> [What you need to do]: Transcribe all of the data exactly. Omit the pictures.

# start of Dataset records

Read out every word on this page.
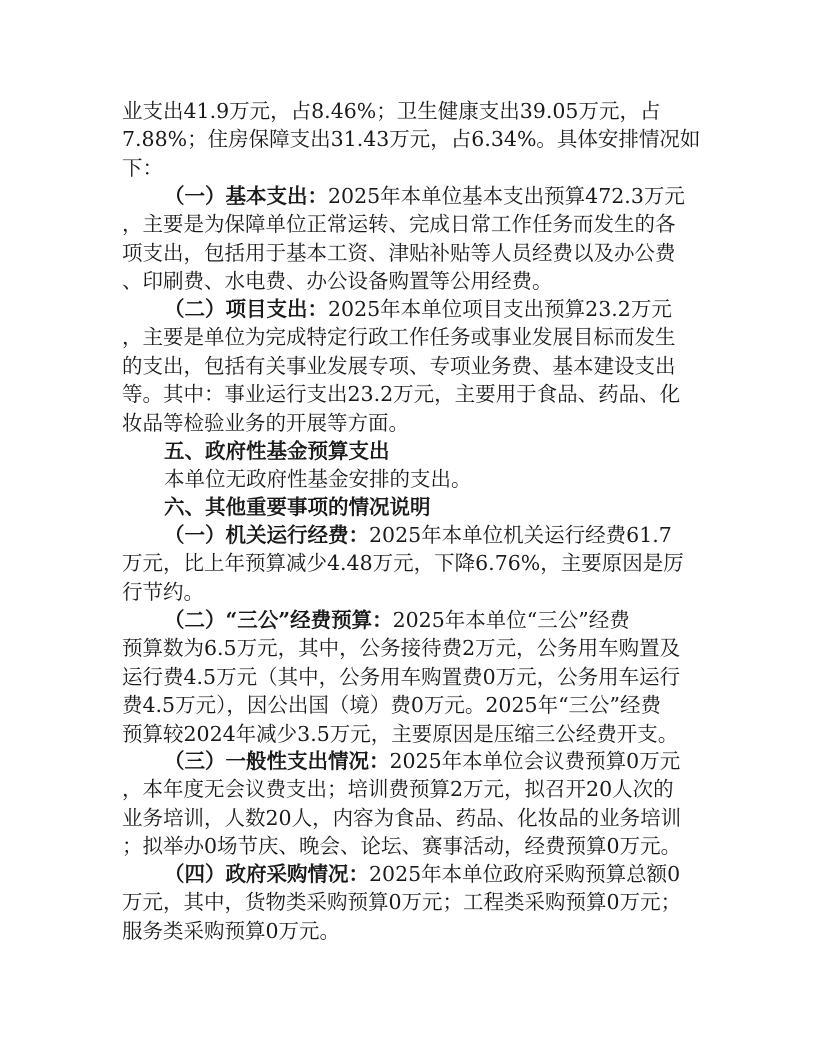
业支出41.9万元，占8.46%；卫生健康支出39.05万元，占
7.88%；住房保障支出31.43万元，占6.34%。具体安排情况如
下：
（一）基本支出：2025年本单位基本支出预算472.3万元
，主要是为保障单位正常运转、完成日常工作任务而发生的各
项支出，包括用于基本工资、津贴补贴等人员经费以及办公费
、印刷费、水电费、办公设备购置等公用经费。
（二）项目支出：2025年本单位项目支出预算23.2万元
，主要是单位为完成特定行政工作任务或事业发展目标而发生
的支出，包括有关事业发展专项、专项业务费、基本建设支出
等。其中：事业运行支出23.2万元，主要用于食品、药品、化
妆品等检验业务的开展等方面。
五、政府性基金预算支出
本单位无政府性基金安排的支出。
六、其他重要事项的情况说明
（一）机关运行经费：2025年本单位机关运行经费61.7
万元，比上年预算减少4.48万元，下降6.76%，主要原因是厉
行节约。
（二）“三公”经费预算：2025年本单位“三公”经费
预算数为6.5万元，其中，公务接待费2万元，公务用车购置及
运行费4.5万元（其中，公务用车购置费0万元，公务用车运行
费4.5万元），因公出国（境）费0万元。2025年“三公”经费
预算较2024年减少3.5万元，主要原因是压缩三公经费开支。
（三）一般性支出情况：2025年本单位会议费预算0万元
，本年度无会议费支出；培训费预算2万元，拟召开20人次的
业务培训，人数20人，内容为食品、药品、化妆品的业务培训
；拟举办0场节庆、晚会、论坛、赛事活动，经费预算0万元。
（四）政府采购情况：2025年本单位政府采购预算总额0
万元，其中，货物类采购预算0万元；工程类采购预算0万元；
服务类采购预算0万元。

# end of Dataset records

> [Worked solution]:
Read out every word on this page.
业支出41.9万元，占8.46%；卫生健康支出39.05万元，占
7.88%；住房保障支出31.43万元，占6.34%。具体安排情况如
下：
（一）基本支出：2025年本单位基本支出预算472.3万元
，主要是为保障单位正常运转、完成日常工作任务而发生的各
项支出，包括用于基本工资、津贴补贴等人员经费以及办公费
、印刷费、水电费、办公设备购置等公用经费。
（二）项目支出：2025年本单位项目支出预算23.2万元
，主要是单位为完成特定行政工作任务或事业发展目标而发生
的支出，包括有关事业发展专项、专项业务费、基本建设支出
等。其中：事业运行支出23.2万元，主要用于食品、药品、化
妆品等检验业务的开展等方面。
五、政府性基金预算支出
本单位无政府性基金安排的支出。
六、其他重要事项的情况说明
（一）机关运行经费：2025年本单位机关运行经费61.7
万元，比上年预算减少4.48万元，下降6.76%，主要原因是厉
行节约。
（二）“三公”经费预算：2025年本单位“三公”经费
预算数为6.5万元，其中，公务接待费2万元，公务用车购置及
运行费4.5万元（其中，公务用车购置费0万元，公务用车运行
费4.5万元），因公出国（境）费0万元。2025年“三公”经费
预算较2024年减少3.5万元，主要原因是压缩三公经费开支。
（三）一般性支出情况：2025年本单位会议费预算0万元
，本年度无会议费支出；培训费预算2万元，拟召开20人次的
业务培训，人数20人，内容为食品、药品、化妆品的业务培训
；拟举办0场节庆、晚会、论坛、赛事活动，经费预算0万元。
（四）政府采购情况：2025年本单位政府采购预算总额0
万元，其中，货物类采购预算0万元；工程类采购预算0万元；
服务类采购预算0万元。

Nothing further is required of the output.